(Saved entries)
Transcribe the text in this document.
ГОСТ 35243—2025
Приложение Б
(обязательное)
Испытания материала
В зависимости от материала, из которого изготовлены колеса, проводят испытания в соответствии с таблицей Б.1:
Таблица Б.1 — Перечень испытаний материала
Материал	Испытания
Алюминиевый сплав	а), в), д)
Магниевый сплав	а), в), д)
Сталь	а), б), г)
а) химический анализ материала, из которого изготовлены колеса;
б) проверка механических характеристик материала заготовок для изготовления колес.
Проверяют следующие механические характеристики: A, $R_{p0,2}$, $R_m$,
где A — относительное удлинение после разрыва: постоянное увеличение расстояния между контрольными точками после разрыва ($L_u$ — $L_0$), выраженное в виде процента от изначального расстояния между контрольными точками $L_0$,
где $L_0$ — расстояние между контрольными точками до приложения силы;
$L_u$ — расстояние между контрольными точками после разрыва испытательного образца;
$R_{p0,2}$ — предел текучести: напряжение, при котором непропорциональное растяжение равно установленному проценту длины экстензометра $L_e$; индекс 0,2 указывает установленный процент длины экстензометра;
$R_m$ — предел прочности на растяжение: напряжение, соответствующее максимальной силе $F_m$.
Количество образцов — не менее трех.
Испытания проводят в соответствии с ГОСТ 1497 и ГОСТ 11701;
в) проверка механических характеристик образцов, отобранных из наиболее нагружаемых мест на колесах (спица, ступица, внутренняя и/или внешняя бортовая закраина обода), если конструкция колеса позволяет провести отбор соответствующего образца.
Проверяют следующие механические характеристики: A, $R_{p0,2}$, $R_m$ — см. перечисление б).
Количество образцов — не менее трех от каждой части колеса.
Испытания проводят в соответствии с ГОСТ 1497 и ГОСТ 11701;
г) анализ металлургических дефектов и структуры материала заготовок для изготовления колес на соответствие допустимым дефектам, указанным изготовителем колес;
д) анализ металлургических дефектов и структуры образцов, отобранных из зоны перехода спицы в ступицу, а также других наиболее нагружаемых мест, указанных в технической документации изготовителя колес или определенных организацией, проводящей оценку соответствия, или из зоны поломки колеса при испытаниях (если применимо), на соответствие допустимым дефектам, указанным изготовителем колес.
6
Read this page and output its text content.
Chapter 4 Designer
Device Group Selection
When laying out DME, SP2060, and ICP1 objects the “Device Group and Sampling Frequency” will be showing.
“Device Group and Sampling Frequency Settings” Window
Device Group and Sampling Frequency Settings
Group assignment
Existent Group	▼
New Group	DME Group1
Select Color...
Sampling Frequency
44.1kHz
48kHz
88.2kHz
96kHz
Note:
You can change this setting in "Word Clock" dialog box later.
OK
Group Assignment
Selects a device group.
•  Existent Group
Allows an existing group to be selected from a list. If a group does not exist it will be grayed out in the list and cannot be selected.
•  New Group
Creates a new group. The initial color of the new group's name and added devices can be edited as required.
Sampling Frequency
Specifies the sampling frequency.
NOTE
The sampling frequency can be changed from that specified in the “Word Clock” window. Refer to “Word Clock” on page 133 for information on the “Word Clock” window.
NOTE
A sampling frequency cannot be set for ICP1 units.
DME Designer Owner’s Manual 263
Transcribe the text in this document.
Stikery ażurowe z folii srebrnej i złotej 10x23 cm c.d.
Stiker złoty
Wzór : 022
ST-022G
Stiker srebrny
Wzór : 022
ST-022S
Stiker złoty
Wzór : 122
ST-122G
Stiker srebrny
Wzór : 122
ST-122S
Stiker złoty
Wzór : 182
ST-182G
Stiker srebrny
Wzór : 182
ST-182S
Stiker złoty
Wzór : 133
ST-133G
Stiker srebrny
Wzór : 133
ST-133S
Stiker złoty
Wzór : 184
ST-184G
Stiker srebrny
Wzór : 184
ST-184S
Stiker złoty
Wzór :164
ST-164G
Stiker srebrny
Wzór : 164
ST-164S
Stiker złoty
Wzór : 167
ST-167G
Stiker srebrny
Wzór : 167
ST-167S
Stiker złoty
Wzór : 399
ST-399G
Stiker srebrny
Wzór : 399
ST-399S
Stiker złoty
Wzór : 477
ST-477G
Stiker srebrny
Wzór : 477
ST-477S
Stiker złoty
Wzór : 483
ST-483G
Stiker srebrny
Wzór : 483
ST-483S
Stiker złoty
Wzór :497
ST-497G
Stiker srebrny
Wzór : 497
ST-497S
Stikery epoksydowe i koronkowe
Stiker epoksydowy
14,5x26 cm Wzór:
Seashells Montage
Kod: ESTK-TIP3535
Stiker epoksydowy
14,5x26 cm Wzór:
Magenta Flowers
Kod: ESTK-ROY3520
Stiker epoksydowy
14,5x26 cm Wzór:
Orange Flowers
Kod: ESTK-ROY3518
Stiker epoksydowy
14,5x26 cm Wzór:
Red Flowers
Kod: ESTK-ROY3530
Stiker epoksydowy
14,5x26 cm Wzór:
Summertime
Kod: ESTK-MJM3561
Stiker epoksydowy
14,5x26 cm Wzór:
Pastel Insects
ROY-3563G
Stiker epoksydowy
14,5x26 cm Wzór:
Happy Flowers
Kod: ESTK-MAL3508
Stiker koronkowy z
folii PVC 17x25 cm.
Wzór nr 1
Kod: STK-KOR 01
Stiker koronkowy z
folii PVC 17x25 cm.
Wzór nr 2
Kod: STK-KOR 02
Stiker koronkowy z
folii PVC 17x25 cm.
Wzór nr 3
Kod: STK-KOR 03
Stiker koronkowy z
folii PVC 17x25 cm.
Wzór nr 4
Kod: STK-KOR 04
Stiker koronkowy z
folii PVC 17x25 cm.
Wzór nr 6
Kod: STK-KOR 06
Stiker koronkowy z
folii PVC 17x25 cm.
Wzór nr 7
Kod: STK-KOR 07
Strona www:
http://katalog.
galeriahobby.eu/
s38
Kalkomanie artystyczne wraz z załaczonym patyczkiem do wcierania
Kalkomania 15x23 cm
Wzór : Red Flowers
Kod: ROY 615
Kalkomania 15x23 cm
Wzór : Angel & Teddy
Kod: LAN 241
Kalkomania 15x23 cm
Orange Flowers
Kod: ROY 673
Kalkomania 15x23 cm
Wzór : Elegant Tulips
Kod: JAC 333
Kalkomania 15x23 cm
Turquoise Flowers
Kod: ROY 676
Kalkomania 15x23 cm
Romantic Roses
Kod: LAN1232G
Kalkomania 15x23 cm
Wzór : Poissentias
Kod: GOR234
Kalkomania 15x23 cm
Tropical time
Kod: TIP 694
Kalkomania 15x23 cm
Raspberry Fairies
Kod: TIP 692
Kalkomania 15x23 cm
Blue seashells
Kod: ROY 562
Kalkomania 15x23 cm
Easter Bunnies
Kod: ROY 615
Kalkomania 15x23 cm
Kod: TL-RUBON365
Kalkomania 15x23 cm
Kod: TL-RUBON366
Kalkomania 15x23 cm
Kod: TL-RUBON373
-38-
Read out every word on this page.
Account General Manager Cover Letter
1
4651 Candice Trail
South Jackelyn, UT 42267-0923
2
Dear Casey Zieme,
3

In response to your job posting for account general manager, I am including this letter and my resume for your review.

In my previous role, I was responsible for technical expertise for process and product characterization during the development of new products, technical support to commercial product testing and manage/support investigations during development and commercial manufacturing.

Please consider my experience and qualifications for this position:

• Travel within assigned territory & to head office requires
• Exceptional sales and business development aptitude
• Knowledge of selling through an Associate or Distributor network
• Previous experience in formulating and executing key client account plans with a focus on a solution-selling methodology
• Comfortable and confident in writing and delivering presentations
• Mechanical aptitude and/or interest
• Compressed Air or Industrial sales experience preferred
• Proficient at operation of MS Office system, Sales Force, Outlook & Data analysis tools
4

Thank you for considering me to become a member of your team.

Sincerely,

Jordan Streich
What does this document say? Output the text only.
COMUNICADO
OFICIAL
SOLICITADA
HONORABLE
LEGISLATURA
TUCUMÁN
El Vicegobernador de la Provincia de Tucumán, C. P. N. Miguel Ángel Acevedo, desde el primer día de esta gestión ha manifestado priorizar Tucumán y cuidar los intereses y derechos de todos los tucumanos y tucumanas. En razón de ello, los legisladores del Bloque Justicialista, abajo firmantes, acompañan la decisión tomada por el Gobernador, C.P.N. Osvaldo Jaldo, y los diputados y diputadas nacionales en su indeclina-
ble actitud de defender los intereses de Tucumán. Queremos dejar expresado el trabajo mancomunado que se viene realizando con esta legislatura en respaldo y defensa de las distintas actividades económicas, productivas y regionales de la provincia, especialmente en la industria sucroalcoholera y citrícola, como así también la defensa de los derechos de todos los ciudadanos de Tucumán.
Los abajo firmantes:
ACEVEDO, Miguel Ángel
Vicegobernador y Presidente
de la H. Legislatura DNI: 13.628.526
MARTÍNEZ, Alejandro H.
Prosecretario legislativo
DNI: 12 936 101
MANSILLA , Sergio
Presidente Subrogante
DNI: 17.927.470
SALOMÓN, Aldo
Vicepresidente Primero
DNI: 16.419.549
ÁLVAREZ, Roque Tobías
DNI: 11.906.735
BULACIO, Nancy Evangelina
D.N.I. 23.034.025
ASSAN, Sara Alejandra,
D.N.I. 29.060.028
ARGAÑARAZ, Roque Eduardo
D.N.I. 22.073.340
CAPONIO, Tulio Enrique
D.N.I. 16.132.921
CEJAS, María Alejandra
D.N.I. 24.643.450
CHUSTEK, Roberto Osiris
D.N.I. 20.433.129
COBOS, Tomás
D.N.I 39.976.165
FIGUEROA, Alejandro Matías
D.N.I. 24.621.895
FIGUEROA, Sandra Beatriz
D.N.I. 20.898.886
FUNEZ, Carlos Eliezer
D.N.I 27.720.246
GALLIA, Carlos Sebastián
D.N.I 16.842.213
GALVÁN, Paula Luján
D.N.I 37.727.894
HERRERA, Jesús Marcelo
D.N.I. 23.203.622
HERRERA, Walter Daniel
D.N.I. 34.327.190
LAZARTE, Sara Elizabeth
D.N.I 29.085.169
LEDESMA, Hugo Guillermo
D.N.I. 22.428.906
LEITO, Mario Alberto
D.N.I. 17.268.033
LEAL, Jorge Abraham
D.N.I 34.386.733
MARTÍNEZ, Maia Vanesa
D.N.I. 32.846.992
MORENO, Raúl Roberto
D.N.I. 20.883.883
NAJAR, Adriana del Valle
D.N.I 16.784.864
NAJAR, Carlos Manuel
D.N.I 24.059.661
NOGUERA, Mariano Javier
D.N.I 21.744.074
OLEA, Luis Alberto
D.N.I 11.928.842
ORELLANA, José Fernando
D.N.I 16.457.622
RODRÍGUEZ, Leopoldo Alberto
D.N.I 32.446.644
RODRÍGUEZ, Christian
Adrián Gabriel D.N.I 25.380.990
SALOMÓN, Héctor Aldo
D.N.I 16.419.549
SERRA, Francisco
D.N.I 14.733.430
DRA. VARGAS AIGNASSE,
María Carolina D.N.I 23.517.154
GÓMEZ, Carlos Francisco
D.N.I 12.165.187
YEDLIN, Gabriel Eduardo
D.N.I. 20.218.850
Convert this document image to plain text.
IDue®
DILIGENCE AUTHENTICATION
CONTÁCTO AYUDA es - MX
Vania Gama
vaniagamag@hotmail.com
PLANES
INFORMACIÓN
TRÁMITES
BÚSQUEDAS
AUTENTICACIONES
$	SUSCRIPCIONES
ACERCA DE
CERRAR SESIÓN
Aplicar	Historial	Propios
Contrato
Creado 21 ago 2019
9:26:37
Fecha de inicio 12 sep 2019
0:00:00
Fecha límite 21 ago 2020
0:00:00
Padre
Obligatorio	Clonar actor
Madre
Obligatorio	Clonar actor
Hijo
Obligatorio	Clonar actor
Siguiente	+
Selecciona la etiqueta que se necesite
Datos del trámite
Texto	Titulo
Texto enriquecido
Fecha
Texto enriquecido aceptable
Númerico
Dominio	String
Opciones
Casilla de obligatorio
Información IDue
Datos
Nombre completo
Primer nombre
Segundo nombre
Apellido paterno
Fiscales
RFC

▶ [Exercise brief]
Scan the material above. Copy each line that holds the word "page".

▶ [Task solution]
Read this page and output its text content.
The sampling frequency can be changed from that specified in the “Word Clock” window. Refer to “Word Clock” on page 133 for information on the “Word Clock” window.
Read out every word on this page.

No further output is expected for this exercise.